### Actions to take
[A] Answer these questions using the article on AI and automation in the telecom industry:
(i) What is the global AI market size in the telecom industry projected to reach by 2027?
(ii) How many key opportunity areas for applying AI&A does the article list?
(iii) Which operational value stream does the article name alongside customer-facing lead-to-cash?
[B] Carry on the article about AI and automation in the telecom industry, starting after its final paragraph.

It’s clear that the digital future will be driven by Artificial Intelligence and Automation (AI&A) – especially in the telecom industry. In the final instalment of our “The future of telco” series, James Thornhill outlines AI&A opportunities and why CSPs should ensure they have the right strategic initiatives to grow.
In this series we’ve already mentioned the difficulties the telecom industry has had in remaining competitive. We explained how historic poor customer service, complex business operations, and financial pressure have negatively impacted the industry’s ability to compete. This is especially true when looking at the track record of communication service providers (CSPs) in comparison with hyperscalers and over-the-top providers who excel in the experience they offer.
The good news is that Artificial Intelligence and Automation (AI&A) can play a significant role in helping telcos gain the competitive edge they’ve been seeking. This is something that many telecom companies have already understood, as the global AI market size in the industry is projected to reach 14.9 billion US dollars by 2027.
The problem is investing for investment’s sake, risking a poor return on investment (ROI) and losing the competitive potential AI&A opportunities promise. So how can CSPs invest wisely to best utilize AI&A for future growth?
How can AI&A improve CSP operations?
Before answering how best to invest, it’s important to understand how AI&A can help telcos overcome the challenges they currently face. There are four key opportunity areas where AI&A can be applied:
- Digital customer engagement: AI&A can improve the customer experience through direct engagement, e.g., chat. It can also drive hyper-personalization, targeting each customer directly and effectively.
- Network transformation: Network operations and AIOps can be optimized from process automation, machine learning, and reasoning to zero-touch predictive maintenance/self-healing. These technologies can also support network rollout and field force optimization.
- Lean telco operations: Multiple AI&A use cases can be used in lead-to-cash and service assurance. Business and operations support systems (BSS/OSS), as well as supply chain management can also be augmented.
- Revenue growth: B2B services are optimized due to real-time data insights and other advanced technologies. Overall, sales and services are also optimized.
Why is it difficult to know how best to invest?
Clearly, each opportunity area presents many applications for AI&A, but where does a CSP place its bets? There are several factors that make this tricky.
On the one hand, most CSP value streams will yield benefits – for example, both customer-facing lead-to-cash and operational record-to-analyze offer happy hunting grounds. Within each value stream there are a range of addressable opportunities, both straightforward and complex with differing ROIs, from simple data entry to complex back-office virtual agents.
On the other hand, a wide variety of new and established technologies are crowding the market, which can be applied individually or in concert. For example, workflow, decision management, and robotic process automation, through to emerging Generative AI.
Moreover, stakeholders have differing levels of enthusiasm ranging from outright resistance and box ticking to strong advocates – possibly depending on certain technology types or vendors. This makes it difficult for CSPs to understand which technologies would best suit their operations and business goals.
AI&A maturity and governance models also abound, often themselves siloed, and which are required to contend with new ethical AI regulation. Some applications of AI may seem appealing but expose the enterprise to risks like recruiting or the management of critical network infrastructure.
The benefits that some of these technologies provide will only be felt in the long-term. For instance, curating quality data is essential to most higher value AI use cases but can be highly complex, taking years.
Finally, acquiring, developing, and retaining AI skills will remain challenging for the foreseeable future. Finding the right North Star, organization, and roles to help identify, rollout and operate AI&A is also a challenge.

[Collected data]
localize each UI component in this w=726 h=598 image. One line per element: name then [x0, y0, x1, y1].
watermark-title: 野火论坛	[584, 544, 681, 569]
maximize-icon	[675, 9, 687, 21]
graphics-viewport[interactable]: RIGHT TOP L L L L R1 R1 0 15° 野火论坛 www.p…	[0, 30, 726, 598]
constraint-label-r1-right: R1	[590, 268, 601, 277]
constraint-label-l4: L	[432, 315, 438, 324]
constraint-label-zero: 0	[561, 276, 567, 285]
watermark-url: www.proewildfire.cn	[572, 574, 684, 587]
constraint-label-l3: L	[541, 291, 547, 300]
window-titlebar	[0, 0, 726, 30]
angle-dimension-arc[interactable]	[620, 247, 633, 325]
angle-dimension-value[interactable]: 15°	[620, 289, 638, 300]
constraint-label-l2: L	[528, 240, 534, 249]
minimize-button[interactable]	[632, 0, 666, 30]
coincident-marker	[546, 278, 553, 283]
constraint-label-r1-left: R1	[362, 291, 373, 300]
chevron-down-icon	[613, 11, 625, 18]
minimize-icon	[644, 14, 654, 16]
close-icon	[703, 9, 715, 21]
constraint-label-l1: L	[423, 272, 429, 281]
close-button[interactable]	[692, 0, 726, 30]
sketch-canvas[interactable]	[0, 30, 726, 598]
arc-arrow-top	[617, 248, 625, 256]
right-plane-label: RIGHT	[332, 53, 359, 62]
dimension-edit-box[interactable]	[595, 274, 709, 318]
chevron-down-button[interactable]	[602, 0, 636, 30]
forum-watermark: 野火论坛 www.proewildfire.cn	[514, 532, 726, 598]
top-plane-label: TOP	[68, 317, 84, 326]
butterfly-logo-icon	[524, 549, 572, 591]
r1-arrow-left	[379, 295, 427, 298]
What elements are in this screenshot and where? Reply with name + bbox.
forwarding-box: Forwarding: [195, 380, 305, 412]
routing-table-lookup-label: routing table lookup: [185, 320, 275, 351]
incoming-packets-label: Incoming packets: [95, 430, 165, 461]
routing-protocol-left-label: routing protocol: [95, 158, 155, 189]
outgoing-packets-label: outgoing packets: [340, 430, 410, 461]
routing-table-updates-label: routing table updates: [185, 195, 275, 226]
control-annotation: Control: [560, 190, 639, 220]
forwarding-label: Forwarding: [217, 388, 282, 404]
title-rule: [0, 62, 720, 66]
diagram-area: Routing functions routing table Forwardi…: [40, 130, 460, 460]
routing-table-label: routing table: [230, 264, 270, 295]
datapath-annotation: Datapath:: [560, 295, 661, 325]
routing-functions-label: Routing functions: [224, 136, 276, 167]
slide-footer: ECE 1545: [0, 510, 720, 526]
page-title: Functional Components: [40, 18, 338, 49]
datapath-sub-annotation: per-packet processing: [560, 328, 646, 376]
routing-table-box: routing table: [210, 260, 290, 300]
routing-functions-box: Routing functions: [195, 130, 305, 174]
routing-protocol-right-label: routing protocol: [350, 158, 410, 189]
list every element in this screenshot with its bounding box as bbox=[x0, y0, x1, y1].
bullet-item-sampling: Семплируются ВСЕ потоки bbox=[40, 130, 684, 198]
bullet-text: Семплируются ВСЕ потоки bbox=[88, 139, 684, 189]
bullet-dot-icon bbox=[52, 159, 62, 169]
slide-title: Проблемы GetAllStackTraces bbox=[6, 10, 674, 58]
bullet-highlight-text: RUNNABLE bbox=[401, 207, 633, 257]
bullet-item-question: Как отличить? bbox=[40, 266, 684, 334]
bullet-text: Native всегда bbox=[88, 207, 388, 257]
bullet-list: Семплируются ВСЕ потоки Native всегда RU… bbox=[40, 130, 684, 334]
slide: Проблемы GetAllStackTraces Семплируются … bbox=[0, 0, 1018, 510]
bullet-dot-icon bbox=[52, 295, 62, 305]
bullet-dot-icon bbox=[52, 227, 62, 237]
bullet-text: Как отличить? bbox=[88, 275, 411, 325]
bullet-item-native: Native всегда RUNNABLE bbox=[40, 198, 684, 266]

### The answers
[A]
(i) 14.9 billion US dollars
(ii) Four
(iii) Record-to-analyze

[B]
It’s therefore hard to have visibility and make informed decisions. Investment can be applied in an ad hoc fashion, the easy opportunities missed or held up, and the more difficult but interesting overserved. By over-strategizing and governing, you can risk accumulating high overheads, with local enthusiasm and innovation stifled. Too little planning and control leads to losing precious budget and focusing on a plethora of local initiatives and technologies, driven by the enthusiastic, with unknown returns.
Where do CSPs spend to get the most return on investment?
CSPs can start to improve their ROI by focusing on the following areas:
1. Make an inventory of your investments by value stream
Depending on the model used (e.g., TM Forum, APQC) there are around 25-30 value streams in a CSP, more if separated by market segments. Most should see a measure of investment, however, attention should be focused on business-critical value streams where AI&A can add most value.
CSP strategies vary but most customer-facing value streams such as lead-to-cash should be high-focus, as well as key operational areas such as service and network planning, assurance, and lifecycle management.
Opinions on relative levels of investment may also vary, but there should be visibility and direction. Targeted improvements to value stream business outcomes in the form of business critical KPIs can provide achievable North Stars for programs.
2. Use a range of technology
There’s no single killer technology, each macro pain point will have a subset of AI&A technologies that can be considered. If potential is being address, the organization should see:
- A range of simple to complex challenges being addressed across most value streams
- The highest business impact from the biggest investment in the value stream
- A range of established and new technologies being used
3. Check pain points
In CSPs, each value stream has relatively well-known macro pain points where AI&A can be applied, some straightforward – e.g., automation of swivel chair data entry between and within BSS and OSS systems – others higher value but more complex to address. The latter include recommending an optimum price point or guiding back-office staff through labyrinthian business rules for complex B2B products.
If AI&A is being exploited well, then a CSP should expect to see initiatives in certain areas, as well as a range of tactical and strategic endeavors. For example, in lead-to-cash a range of investments should be seen across all areas of the value stream.
4. Direct the investment
Taking this AI&A portfolio view can provide a framework to direct investment to the most appropriate areas for a CSP in the early stages of exploiting AI&A, or to augment more mature strategies and governance.
To do this successfully, ask yourself the following questions:
- Are we addressing the low hanging fruit?
- Is investment being skewed toward an area where the enthusiasts are, as opposed to where most value can be gained?
- Are we avoiding the difficult areas that are strategically important?
- Are we ignoring certain technology types, or applying others where there are better options?
- Are we chasing too many fads or ignoring great innovations?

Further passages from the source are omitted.